◆ **REQUIREMENT**
Determine the number of lines in the listing below where the string "Printed" occurs; answer with the number alone.

Dataset items:
···

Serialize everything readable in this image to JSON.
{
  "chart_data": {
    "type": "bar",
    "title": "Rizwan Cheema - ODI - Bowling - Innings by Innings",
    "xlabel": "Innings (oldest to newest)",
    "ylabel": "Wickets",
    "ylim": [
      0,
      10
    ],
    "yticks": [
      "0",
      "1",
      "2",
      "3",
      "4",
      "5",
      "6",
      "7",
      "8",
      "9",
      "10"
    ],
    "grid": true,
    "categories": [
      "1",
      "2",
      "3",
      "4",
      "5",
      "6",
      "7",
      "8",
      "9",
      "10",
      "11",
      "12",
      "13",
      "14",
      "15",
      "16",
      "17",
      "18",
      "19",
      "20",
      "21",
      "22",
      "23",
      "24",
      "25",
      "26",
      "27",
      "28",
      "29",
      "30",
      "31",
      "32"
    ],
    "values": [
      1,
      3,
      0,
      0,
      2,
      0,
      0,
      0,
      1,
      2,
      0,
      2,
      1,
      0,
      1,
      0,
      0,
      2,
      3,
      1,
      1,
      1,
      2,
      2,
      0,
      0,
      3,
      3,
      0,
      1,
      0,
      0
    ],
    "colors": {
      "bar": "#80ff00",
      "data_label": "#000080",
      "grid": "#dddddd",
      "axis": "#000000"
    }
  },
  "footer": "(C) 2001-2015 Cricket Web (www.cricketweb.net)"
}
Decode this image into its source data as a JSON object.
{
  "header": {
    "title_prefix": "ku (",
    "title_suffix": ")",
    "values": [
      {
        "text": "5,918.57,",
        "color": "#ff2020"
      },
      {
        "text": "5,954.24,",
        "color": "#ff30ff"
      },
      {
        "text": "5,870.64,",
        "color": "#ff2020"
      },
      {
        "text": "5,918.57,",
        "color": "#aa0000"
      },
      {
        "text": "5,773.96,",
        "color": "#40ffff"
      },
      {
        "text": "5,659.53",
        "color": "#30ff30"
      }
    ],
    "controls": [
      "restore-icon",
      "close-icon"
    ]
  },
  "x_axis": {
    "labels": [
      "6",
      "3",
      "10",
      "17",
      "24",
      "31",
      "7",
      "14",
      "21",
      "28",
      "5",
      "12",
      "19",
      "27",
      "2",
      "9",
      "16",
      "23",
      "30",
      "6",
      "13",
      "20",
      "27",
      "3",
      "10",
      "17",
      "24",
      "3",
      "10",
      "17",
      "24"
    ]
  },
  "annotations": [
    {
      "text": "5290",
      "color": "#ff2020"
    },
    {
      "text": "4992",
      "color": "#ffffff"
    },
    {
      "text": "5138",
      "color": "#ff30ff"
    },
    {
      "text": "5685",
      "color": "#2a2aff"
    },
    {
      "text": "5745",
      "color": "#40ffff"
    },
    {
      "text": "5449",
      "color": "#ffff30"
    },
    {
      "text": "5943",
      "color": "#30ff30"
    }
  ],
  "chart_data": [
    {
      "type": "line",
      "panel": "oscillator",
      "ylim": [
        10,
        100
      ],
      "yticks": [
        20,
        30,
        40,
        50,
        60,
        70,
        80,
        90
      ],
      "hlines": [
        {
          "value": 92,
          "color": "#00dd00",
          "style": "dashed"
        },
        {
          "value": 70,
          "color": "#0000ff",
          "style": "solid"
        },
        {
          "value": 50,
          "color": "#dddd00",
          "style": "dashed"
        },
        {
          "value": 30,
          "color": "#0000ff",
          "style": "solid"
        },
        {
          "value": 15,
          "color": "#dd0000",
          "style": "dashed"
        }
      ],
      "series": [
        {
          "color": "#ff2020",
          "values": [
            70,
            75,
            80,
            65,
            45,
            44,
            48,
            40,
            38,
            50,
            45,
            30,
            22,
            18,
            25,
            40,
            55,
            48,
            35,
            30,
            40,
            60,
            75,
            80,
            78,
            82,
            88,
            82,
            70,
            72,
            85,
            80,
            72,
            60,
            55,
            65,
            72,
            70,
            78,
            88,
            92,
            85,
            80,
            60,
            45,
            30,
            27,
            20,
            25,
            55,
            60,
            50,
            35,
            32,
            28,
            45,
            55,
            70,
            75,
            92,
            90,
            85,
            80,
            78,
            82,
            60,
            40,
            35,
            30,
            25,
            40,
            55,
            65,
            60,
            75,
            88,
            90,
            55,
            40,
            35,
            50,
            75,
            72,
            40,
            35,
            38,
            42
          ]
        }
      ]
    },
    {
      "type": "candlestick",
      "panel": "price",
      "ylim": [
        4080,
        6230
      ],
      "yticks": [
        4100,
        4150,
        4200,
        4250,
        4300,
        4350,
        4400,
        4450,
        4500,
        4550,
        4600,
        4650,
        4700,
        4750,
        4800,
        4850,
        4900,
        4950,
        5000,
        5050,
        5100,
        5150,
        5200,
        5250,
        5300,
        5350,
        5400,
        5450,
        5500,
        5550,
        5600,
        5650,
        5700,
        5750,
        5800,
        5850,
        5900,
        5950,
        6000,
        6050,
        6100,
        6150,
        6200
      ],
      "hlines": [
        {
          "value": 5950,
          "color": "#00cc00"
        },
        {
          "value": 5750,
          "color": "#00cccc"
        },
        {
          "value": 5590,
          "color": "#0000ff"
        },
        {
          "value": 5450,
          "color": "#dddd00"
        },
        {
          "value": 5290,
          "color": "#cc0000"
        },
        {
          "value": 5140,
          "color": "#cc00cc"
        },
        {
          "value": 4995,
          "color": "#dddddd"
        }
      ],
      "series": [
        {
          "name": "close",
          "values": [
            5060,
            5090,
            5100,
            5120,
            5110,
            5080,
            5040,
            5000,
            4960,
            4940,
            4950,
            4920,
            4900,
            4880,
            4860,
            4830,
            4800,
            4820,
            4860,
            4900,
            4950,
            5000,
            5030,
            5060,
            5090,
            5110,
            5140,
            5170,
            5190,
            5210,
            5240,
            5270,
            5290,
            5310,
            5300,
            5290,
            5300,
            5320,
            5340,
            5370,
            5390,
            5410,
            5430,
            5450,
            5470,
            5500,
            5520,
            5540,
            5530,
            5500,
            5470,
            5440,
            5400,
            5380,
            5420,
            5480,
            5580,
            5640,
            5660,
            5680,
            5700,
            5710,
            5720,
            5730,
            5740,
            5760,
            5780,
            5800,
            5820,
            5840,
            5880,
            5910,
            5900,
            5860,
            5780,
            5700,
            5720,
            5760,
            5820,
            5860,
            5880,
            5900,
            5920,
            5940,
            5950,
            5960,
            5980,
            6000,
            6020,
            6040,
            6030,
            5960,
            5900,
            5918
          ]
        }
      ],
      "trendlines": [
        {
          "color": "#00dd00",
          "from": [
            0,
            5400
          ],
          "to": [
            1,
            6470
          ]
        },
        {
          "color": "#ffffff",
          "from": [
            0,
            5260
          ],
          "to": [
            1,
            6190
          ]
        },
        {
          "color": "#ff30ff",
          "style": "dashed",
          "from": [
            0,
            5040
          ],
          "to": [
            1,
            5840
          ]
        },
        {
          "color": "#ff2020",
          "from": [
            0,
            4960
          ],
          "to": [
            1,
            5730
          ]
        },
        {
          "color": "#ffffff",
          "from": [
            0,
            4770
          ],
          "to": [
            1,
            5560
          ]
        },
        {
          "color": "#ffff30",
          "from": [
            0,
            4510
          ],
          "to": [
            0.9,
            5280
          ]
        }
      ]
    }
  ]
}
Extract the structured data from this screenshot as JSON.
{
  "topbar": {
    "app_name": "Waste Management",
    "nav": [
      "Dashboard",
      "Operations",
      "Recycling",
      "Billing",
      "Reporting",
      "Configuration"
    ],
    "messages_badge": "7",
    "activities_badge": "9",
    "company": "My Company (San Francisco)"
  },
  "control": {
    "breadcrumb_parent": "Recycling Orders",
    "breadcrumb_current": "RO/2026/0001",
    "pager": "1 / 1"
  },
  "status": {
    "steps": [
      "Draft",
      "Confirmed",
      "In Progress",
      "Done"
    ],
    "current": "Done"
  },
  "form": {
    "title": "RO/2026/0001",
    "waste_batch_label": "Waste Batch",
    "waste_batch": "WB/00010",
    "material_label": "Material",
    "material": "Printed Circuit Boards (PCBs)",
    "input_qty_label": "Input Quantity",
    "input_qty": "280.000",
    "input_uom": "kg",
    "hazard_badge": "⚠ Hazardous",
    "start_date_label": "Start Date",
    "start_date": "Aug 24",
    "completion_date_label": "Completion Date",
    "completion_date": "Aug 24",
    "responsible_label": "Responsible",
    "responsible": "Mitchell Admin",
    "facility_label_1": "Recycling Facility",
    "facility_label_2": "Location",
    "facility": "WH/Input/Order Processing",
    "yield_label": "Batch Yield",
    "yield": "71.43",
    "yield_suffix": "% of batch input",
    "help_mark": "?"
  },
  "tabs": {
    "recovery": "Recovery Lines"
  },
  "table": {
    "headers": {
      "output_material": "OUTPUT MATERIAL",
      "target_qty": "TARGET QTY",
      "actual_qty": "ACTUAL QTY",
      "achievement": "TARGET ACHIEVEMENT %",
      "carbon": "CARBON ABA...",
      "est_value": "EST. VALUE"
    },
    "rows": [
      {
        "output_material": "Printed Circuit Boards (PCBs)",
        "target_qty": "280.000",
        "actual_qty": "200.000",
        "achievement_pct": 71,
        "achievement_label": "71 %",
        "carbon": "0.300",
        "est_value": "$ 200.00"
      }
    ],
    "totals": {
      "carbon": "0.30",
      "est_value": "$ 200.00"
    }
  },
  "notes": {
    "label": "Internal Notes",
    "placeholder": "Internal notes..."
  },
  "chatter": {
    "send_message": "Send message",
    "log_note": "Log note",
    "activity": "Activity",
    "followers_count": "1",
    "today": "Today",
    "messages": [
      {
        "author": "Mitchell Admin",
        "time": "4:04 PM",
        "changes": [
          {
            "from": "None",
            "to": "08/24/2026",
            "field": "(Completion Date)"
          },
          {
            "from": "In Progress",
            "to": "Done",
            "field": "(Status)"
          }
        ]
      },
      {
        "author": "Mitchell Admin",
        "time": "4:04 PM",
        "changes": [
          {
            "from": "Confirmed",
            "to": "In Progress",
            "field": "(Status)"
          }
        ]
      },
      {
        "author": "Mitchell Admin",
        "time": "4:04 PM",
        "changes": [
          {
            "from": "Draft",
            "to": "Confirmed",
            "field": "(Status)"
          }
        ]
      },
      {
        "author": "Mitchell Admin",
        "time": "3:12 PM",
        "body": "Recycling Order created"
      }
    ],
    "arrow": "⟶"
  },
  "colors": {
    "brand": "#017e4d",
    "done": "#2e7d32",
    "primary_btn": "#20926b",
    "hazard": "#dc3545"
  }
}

···

◆ **ANSWER BELOW**
2